** START OF RECORDS SHOWN **
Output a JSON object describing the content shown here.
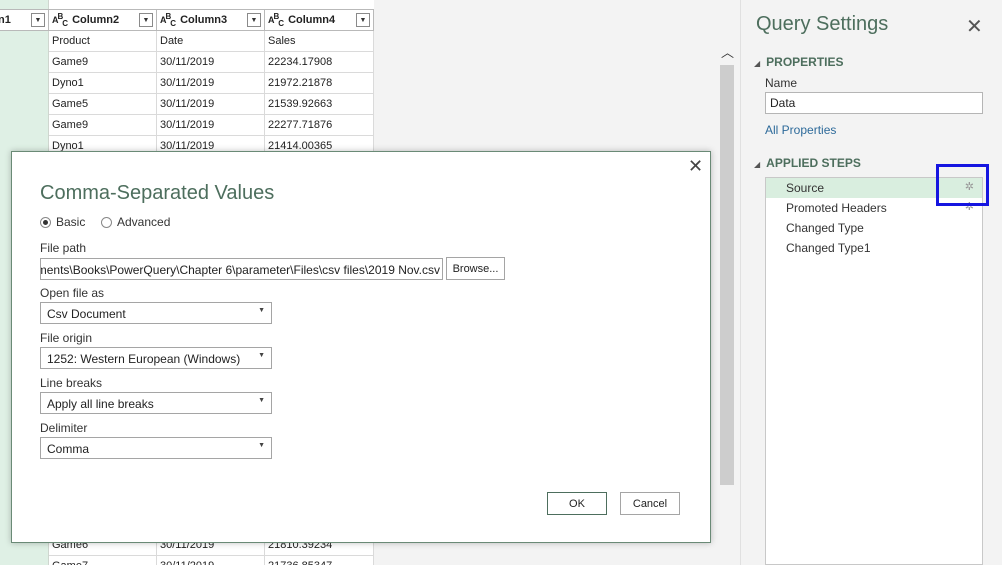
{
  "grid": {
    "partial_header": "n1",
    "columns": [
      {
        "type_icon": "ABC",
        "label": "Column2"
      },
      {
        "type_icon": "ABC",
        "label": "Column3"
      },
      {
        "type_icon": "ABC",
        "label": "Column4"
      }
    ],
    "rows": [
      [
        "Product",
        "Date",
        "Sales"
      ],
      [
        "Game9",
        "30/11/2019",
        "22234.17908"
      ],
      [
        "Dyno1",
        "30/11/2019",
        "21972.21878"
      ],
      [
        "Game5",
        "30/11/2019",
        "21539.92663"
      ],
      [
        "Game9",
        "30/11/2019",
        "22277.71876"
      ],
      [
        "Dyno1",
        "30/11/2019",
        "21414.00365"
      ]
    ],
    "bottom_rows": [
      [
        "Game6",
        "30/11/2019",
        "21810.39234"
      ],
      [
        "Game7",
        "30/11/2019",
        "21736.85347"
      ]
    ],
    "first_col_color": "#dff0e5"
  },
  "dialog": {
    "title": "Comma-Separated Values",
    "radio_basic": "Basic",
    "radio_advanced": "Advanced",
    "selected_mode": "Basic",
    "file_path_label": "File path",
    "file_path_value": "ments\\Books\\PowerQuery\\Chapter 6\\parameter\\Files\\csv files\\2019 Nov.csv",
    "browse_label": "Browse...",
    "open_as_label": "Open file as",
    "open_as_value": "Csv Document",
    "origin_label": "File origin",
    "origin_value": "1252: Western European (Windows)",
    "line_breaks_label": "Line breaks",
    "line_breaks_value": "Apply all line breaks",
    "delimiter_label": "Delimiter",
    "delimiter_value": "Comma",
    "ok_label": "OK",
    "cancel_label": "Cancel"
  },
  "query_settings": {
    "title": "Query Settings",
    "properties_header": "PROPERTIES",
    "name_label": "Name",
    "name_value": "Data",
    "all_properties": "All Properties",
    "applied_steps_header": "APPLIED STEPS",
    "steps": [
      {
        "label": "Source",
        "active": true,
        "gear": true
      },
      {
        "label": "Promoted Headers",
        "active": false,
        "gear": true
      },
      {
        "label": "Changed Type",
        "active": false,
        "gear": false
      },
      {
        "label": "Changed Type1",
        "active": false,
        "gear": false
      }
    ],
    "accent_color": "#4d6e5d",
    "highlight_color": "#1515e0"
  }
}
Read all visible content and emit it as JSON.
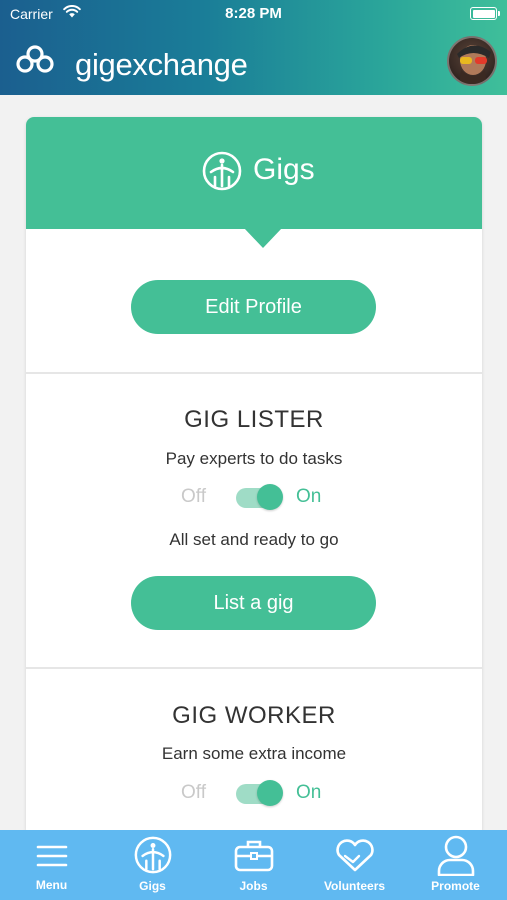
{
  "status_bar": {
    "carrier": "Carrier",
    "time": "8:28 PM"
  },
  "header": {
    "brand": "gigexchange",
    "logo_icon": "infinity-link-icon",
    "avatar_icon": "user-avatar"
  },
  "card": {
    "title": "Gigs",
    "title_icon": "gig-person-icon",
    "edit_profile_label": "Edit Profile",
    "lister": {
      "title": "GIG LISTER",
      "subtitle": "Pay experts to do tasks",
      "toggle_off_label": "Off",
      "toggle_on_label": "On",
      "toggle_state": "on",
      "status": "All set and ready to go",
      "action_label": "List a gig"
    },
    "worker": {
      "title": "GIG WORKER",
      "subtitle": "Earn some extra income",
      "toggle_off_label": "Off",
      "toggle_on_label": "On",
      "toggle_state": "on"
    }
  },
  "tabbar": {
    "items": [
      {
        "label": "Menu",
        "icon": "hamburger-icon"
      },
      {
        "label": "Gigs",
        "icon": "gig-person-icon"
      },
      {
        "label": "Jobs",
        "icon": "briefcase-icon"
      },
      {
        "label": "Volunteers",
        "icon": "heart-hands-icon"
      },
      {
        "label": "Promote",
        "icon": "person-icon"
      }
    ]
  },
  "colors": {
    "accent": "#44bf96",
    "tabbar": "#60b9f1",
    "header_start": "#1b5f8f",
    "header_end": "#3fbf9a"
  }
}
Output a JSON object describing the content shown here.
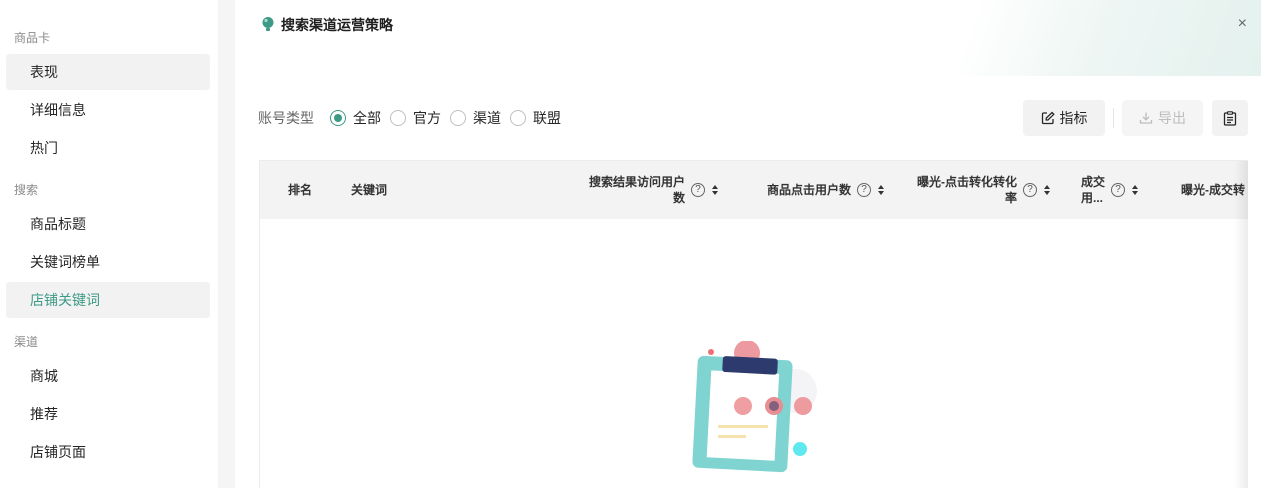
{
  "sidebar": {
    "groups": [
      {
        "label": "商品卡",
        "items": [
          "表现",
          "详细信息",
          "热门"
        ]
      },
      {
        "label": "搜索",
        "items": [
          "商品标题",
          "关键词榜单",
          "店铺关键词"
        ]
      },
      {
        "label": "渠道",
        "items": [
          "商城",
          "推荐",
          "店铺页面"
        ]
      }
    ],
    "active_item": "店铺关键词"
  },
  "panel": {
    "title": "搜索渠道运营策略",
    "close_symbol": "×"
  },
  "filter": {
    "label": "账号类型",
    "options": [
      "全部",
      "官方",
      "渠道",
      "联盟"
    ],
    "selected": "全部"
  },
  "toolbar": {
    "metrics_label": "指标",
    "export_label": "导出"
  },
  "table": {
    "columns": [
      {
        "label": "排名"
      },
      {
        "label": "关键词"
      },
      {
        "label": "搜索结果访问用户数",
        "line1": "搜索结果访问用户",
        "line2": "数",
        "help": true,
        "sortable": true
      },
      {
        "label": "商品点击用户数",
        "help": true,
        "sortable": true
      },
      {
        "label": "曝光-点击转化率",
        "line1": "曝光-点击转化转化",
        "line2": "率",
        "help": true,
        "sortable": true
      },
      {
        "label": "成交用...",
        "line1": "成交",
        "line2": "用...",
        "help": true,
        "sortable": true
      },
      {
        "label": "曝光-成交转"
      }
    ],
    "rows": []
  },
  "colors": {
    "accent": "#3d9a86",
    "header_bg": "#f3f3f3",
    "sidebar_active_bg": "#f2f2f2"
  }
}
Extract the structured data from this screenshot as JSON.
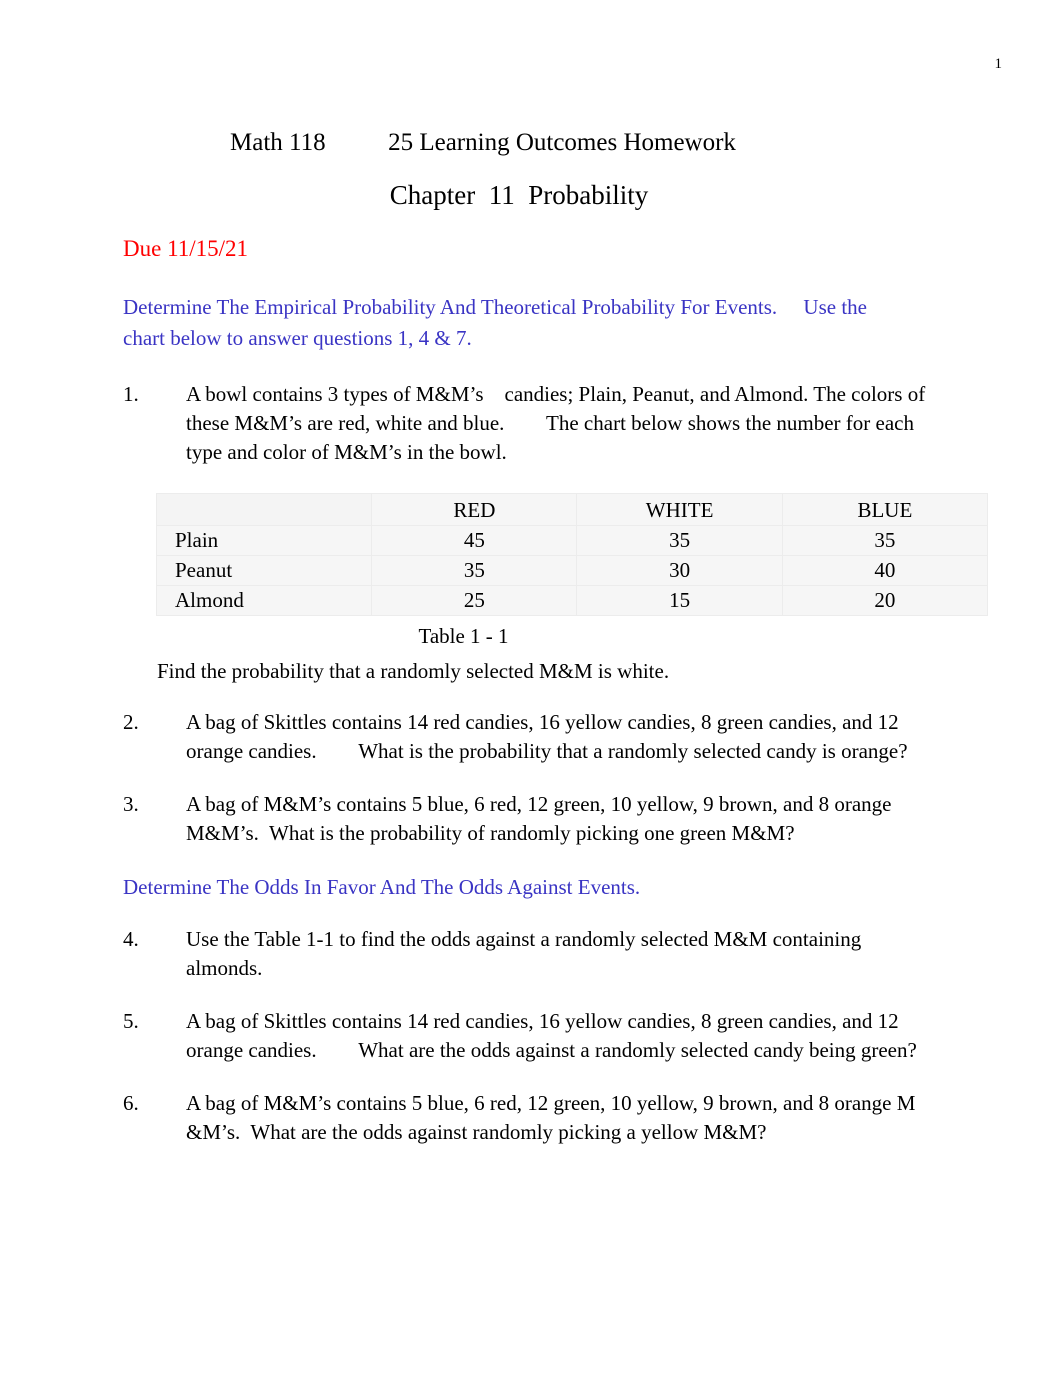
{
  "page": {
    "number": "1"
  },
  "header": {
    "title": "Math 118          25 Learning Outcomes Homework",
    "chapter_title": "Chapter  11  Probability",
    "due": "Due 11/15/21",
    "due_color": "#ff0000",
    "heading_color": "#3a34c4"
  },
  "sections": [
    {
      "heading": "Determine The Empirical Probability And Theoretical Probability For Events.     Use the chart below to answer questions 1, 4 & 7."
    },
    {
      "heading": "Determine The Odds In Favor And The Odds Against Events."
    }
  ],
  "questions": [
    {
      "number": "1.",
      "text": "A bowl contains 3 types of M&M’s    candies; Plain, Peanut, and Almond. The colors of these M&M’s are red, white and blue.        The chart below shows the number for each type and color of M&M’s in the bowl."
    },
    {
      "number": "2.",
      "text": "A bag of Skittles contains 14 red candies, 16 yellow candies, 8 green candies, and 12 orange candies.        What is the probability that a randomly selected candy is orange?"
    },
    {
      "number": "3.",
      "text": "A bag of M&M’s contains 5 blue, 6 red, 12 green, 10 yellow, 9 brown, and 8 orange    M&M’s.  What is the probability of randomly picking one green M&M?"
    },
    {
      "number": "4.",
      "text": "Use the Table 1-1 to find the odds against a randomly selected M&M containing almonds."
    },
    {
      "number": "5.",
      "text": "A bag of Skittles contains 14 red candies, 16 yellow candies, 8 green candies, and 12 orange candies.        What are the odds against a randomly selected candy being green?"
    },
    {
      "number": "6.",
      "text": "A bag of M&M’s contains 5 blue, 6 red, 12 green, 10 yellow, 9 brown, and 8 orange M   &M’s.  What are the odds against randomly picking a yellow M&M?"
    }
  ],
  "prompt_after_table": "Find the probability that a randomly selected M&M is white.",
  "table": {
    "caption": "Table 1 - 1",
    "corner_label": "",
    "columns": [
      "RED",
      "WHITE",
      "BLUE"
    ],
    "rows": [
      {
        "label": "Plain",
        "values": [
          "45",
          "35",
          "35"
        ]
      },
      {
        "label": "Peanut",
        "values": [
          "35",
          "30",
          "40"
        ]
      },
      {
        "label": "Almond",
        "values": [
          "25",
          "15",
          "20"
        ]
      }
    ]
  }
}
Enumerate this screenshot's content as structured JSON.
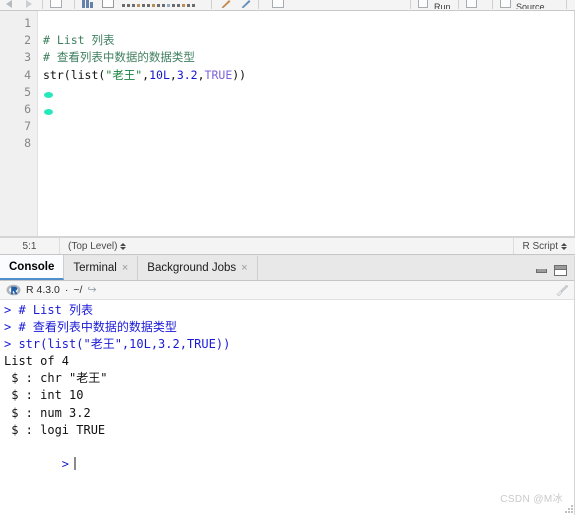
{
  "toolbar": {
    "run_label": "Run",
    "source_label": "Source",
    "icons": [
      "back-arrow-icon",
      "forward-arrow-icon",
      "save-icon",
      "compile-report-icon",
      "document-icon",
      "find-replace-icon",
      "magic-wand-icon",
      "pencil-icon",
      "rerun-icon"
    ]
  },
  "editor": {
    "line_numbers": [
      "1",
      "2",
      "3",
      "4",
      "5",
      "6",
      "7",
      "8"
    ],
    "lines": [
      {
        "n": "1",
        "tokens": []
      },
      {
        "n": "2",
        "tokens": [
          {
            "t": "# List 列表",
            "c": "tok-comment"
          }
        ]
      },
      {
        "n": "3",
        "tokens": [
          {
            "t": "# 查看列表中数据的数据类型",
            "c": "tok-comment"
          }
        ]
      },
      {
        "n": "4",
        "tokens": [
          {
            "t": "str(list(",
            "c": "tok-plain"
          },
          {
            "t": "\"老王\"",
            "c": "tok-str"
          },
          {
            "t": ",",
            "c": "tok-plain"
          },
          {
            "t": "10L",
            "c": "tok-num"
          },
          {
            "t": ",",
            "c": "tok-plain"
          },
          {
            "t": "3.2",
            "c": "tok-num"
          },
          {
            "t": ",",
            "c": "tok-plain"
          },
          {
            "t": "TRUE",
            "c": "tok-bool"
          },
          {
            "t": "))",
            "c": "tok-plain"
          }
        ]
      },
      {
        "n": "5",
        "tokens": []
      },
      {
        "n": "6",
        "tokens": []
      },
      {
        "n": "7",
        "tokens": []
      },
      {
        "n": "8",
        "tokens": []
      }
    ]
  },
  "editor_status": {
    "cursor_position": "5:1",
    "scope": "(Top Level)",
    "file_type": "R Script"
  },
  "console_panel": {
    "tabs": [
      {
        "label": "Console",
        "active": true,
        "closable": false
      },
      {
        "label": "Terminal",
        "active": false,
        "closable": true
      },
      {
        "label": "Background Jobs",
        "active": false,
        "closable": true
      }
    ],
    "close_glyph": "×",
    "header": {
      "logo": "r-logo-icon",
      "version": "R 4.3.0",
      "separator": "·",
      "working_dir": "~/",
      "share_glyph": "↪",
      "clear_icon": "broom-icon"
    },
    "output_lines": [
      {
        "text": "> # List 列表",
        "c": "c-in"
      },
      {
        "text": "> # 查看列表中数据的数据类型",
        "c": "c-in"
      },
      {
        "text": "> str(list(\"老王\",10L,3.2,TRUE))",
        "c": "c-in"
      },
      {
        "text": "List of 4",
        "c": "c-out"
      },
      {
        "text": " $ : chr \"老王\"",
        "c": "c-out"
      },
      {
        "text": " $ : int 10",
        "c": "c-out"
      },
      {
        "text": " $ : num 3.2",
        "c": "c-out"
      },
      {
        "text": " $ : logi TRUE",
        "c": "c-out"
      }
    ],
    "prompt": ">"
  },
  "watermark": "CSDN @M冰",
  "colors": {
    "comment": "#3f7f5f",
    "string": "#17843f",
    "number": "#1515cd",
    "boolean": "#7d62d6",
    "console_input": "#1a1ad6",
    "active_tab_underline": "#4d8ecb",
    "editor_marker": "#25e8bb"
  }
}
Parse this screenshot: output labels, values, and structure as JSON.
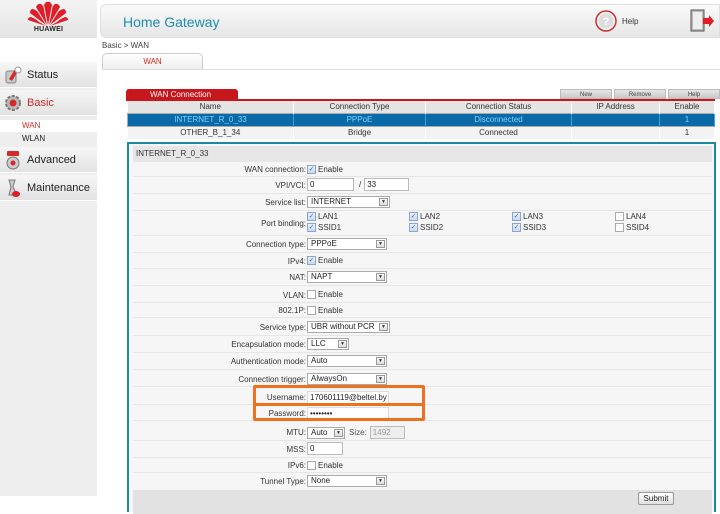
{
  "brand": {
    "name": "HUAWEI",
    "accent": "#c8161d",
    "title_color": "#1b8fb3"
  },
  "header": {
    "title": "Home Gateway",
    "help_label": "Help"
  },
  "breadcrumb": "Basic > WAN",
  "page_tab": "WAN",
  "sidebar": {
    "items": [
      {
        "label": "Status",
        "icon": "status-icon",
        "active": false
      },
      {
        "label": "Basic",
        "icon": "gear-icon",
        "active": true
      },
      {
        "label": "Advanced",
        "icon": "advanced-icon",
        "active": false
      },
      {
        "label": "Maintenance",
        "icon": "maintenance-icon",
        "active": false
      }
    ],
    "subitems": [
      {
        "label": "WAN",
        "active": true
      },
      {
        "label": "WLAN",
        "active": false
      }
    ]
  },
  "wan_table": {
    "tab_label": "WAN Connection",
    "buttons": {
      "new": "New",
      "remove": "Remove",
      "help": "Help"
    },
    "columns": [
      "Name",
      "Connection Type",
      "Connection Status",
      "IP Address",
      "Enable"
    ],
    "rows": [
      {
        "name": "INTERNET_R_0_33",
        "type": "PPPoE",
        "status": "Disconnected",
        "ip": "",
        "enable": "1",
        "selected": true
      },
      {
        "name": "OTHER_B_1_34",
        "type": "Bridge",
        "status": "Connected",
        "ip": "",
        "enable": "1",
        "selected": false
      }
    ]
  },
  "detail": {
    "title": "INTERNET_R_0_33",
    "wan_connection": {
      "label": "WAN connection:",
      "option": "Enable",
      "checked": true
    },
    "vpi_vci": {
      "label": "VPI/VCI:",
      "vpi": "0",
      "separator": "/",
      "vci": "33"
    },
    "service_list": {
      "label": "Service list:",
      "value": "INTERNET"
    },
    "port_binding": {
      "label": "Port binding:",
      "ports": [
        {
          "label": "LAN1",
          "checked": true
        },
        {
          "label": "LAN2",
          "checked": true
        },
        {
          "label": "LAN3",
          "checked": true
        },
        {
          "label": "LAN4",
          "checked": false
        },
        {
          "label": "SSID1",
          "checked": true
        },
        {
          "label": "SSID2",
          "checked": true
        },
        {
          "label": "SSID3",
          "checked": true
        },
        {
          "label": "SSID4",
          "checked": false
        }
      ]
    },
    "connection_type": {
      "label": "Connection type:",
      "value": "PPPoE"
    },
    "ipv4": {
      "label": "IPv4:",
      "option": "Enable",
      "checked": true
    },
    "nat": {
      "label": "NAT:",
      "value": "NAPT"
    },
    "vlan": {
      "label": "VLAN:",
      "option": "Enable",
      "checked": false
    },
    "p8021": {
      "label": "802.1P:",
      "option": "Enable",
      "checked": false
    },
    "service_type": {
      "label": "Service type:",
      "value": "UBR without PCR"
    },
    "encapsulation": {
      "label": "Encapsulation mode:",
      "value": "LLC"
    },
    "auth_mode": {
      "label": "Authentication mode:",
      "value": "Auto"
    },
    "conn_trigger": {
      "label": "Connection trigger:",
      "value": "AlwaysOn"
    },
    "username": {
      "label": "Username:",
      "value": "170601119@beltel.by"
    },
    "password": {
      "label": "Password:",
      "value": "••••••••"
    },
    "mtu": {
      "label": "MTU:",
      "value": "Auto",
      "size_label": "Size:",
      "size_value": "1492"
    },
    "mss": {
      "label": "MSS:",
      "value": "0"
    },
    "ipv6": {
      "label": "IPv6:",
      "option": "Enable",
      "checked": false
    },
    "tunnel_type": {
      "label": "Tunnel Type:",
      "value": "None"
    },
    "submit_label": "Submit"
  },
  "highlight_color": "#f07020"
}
** END OF RECORDS SHOWN **
▶ [TASK STATEMENT] Find every line above that contains the word "Skittles", and return each one.

▶ [COMPLETED TASK]
      "text": "A bag of Skittles contains 14 red candies, 16 yellow candies, 8 green candies, and 12 orange candies.        What is the probability that a randomly selected candy is orange?"
      "text": "A bag of Skittles contains 14 red candies, 16 yellow candies, 8 green candies, and 12 orange candies.        What are the odds against a randomly selected candy being green?"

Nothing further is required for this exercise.